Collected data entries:
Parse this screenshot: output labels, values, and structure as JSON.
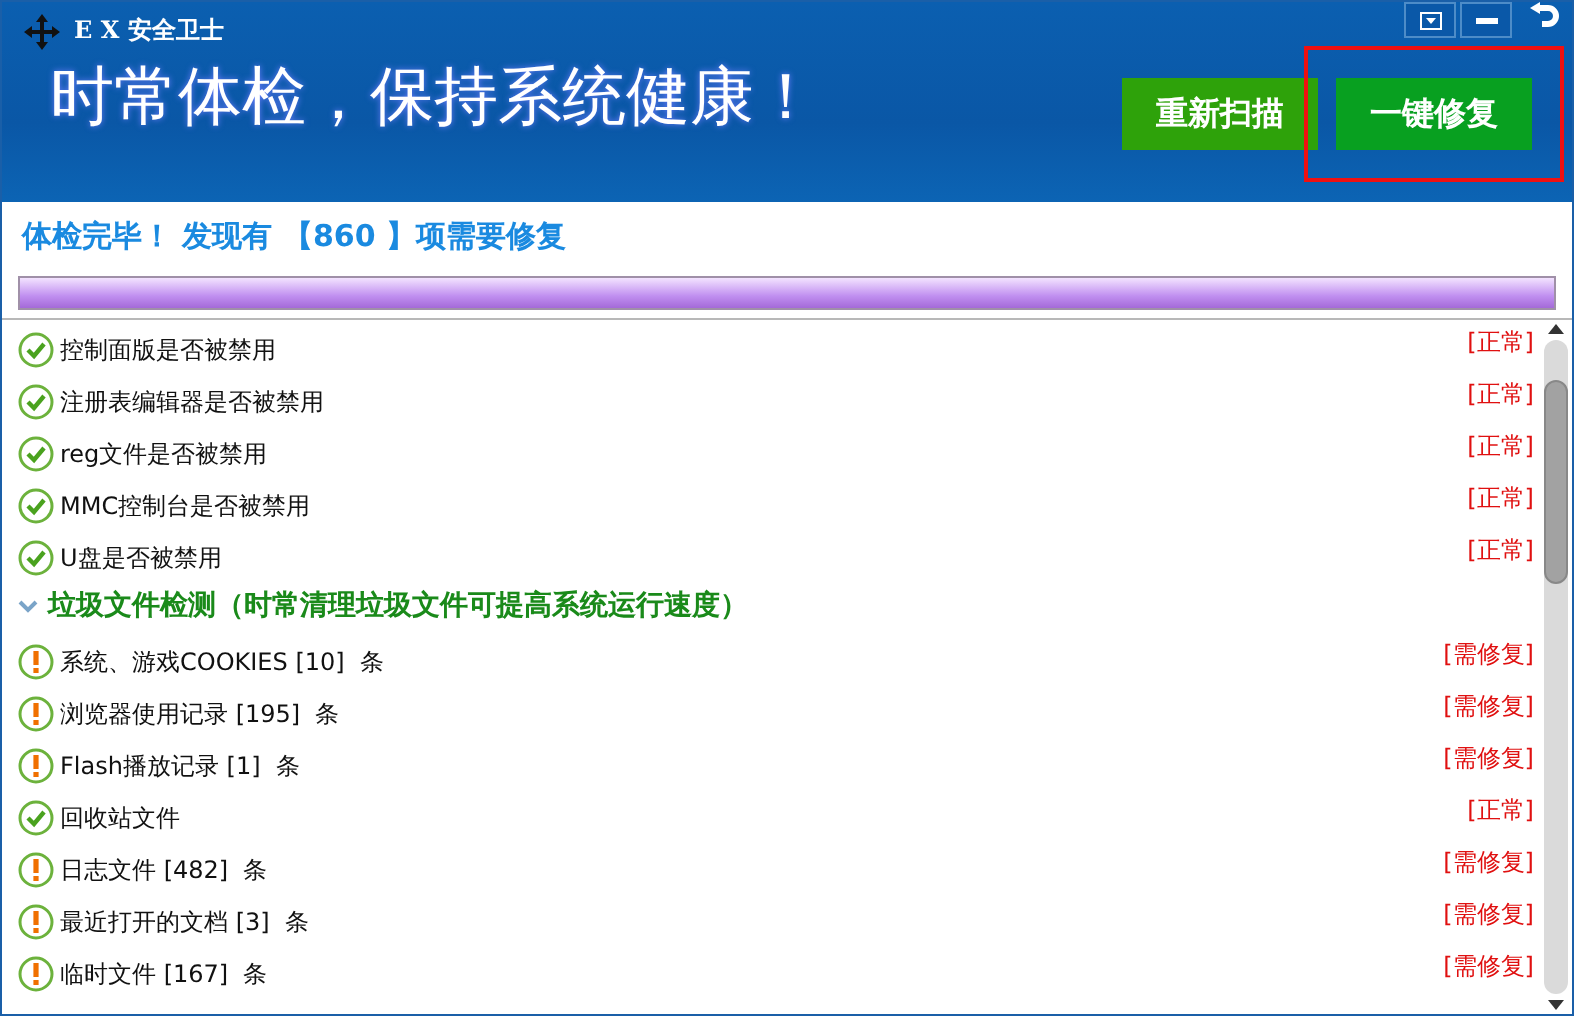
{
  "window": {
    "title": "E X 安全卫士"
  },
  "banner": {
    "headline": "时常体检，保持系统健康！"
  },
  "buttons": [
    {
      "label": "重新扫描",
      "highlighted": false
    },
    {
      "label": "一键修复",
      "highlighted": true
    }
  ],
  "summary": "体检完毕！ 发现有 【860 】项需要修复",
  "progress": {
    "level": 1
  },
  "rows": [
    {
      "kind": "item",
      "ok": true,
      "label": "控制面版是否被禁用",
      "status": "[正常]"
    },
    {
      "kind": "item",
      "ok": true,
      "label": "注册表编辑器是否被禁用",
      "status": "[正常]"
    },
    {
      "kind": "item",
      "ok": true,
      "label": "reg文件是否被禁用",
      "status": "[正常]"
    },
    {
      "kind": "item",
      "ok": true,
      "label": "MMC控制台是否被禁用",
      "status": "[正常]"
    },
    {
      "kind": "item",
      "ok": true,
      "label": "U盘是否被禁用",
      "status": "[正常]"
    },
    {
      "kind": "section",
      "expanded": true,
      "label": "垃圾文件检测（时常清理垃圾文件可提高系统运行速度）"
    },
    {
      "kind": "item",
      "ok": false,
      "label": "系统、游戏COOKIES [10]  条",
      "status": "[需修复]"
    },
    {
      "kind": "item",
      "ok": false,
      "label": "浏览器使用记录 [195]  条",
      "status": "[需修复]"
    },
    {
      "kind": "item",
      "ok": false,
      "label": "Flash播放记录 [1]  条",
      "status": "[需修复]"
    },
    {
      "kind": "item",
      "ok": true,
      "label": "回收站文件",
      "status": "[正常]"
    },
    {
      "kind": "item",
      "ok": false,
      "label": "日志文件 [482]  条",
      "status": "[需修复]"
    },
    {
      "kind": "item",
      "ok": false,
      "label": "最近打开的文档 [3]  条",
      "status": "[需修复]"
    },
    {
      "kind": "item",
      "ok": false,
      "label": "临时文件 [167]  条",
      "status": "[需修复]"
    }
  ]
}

...

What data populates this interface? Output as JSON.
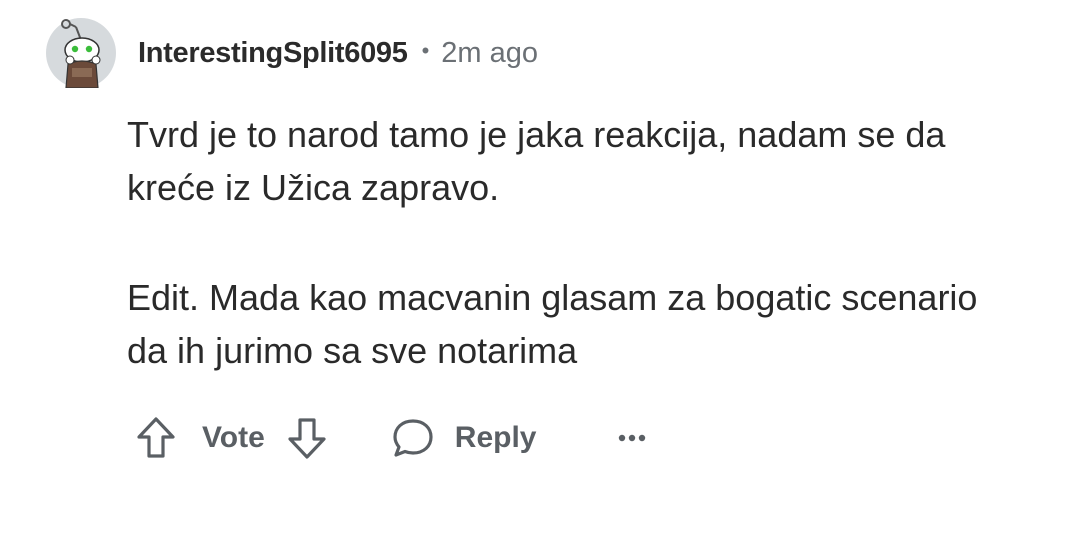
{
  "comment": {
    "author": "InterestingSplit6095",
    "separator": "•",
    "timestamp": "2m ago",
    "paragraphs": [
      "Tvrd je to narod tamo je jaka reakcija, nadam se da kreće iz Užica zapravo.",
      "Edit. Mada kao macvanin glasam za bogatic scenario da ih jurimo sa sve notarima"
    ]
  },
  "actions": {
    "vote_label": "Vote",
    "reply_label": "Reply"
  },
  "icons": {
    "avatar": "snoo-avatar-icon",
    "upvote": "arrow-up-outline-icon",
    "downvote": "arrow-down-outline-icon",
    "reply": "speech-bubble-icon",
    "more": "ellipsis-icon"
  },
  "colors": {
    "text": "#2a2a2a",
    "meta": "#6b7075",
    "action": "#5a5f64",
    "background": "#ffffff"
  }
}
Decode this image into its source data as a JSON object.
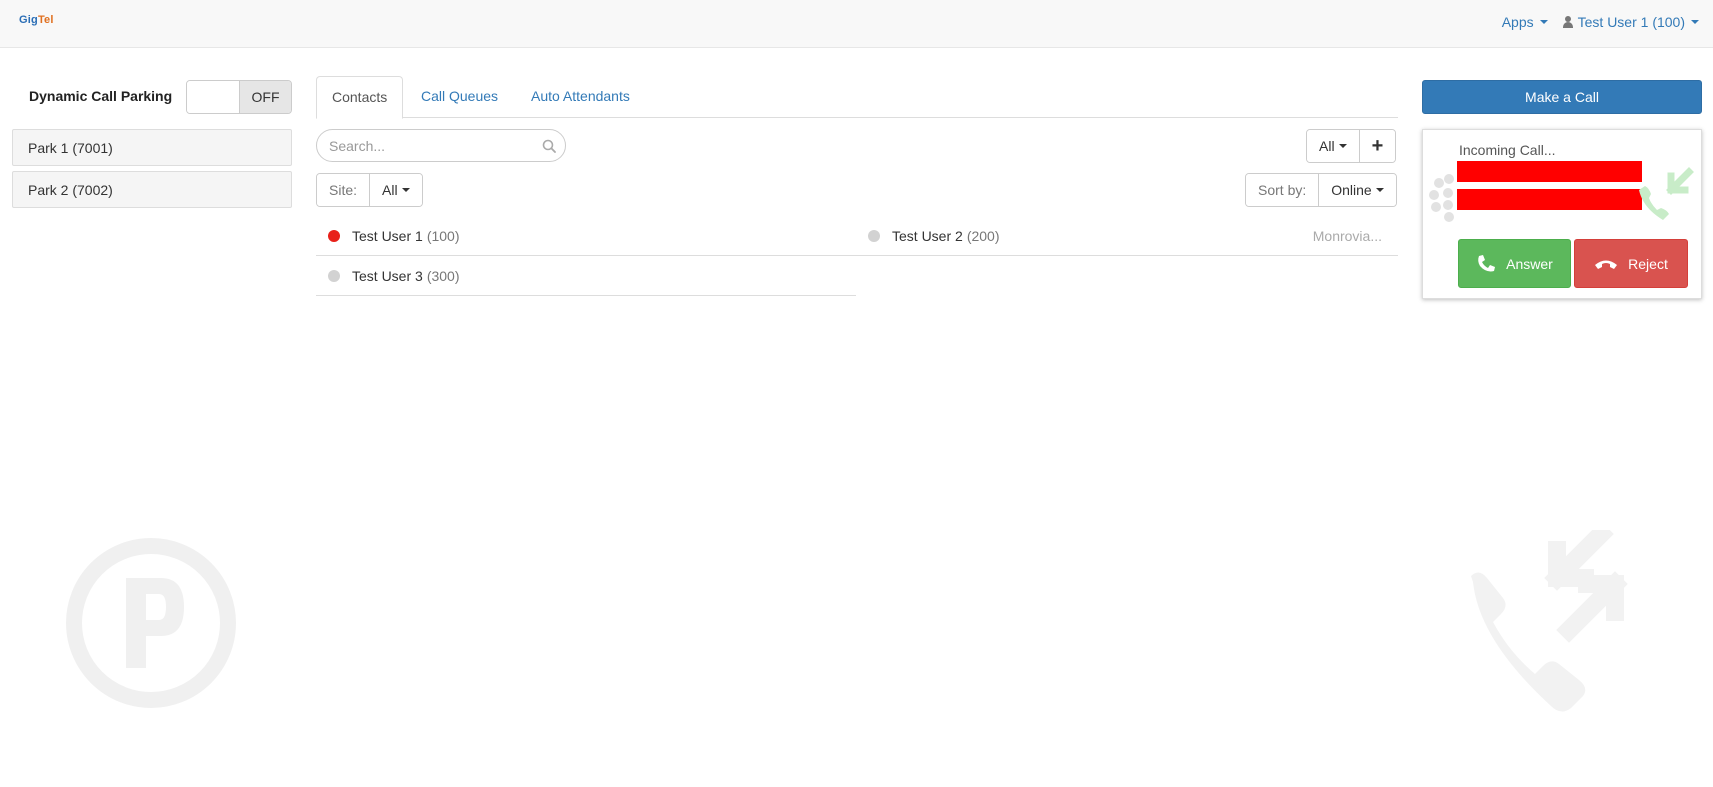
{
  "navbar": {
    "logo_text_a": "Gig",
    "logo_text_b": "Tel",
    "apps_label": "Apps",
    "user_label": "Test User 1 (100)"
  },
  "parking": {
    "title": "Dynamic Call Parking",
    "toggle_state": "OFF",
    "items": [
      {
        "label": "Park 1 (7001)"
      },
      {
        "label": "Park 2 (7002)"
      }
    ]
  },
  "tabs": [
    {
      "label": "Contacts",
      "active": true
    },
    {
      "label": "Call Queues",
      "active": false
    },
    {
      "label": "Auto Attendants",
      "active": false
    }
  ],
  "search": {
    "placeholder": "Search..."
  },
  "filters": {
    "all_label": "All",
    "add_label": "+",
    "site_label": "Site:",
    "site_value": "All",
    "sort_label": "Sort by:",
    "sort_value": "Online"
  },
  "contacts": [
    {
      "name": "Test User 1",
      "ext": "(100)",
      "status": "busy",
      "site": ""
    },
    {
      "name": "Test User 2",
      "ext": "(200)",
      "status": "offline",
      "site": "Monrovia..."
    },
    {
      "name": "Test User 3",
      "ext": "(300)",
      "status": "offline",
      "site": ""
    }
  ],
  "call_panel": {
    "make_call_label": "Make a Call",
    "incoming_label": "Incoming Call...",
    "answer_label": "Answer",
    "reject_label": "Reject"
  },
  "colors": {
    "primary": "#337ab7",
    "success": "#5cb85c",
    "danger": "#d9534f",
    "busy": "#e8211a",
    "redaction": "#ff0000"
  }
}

---

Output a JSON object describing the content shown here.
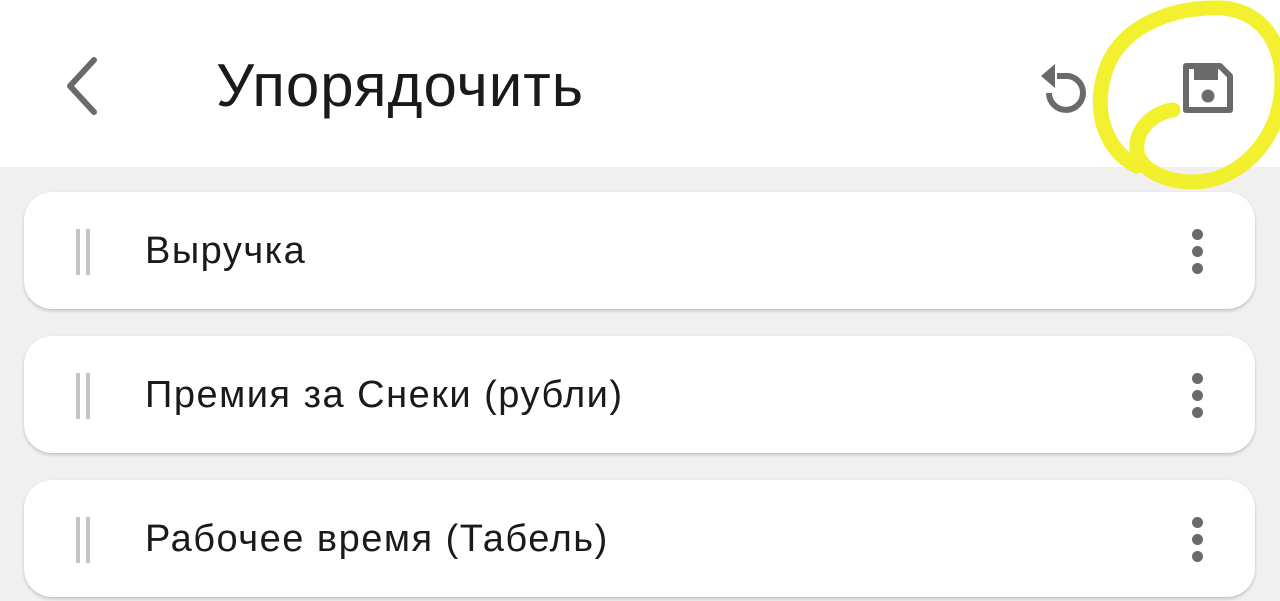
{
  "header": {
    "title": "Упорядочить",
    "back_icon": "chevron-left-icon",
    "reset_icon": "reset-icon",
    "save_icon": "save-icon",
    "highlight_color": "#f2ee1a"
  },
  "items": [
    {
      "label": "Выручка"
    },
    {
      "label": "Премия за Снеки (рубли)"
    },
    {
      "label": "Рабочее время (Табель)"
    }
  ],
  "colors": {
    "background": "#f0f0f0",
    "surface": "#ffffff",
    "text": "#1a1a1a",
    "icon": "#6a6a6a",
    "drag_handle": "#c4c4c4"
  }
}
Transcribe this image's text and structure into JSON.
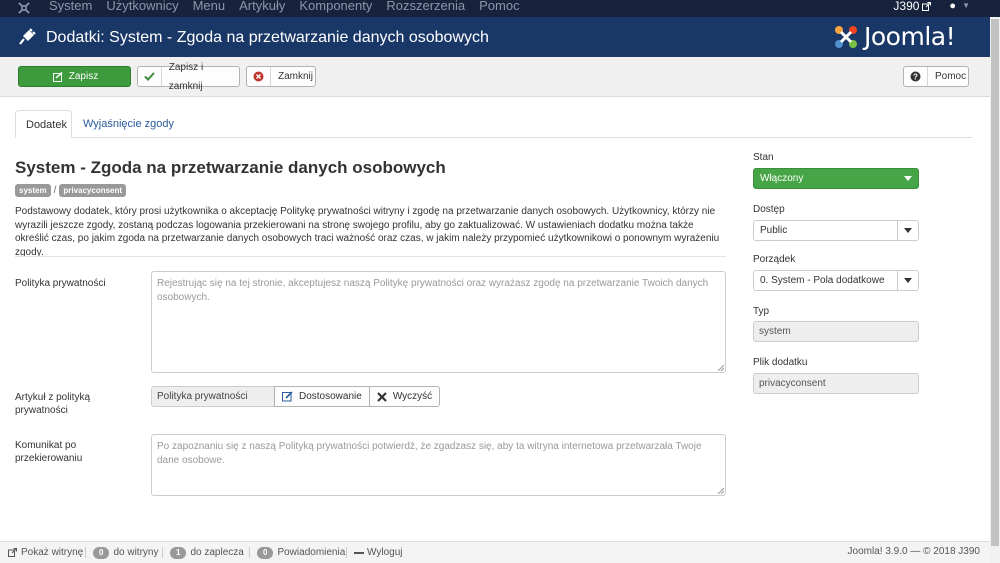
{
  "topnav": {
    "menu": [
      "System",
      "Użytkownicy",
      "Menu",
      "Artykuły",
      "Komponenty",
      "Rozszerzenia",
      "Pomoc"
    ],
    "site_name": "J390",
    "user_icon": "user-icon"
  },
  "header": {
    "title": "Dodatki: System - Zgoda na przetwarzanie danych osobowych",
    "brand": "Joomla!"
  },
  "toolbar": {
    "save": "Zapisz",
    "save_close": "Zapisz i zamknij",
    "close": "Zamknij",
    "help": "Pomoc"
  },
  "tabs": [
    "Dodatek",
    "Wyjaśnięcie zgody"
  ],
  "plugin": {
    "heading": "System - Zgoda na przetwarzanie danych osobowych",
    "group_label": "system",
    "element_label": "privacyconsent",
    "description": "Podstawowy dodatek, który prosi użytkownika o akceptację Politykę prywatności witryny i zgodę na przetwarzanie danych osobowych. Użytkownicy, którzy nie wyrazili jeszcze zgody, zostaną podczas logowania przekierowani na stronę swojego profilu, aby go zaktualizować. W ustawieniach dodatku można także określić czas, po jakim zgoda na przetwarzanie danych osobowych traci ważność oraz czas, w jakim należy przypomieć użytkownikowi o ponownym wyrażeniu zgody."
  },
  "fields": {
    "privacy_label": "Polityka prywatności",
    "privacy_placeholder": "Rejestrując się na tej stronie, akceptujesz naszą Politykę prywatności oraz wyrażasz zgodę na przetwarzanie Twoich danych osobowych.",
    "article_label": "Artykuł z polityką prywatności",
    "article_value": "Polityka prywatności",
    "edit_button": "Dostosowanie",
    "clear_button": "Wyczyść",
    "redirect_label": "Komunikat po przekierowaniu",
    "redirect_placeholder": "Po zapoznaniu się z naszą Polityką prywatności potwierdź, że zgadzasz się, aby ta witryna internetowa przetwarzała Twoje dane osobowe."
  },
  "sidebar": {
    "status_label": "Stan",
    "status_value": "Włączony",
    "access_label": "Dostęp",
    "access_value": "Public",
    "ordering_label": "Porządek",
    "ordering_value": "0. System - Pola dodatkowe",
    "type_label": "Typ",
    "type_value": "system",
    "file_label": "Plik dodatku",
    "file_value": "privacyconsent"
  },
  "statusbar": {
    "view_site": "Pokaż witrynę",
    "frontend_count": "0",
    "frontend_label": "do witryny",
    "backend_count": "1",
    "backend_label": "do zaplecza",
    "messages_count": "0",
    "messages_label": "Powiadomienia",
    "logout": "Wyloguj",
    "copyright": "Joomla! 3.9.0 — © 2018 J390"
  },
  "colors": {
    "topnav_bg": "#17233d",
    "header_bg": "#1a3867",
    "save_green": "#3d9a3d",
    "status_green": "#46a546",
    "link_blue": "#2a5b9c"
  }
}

→ GOAL OF THE EXERCISE: Tally the lines of the listing above that include the word "outline". Answer with the number alone.

→ THE ANSWER: 2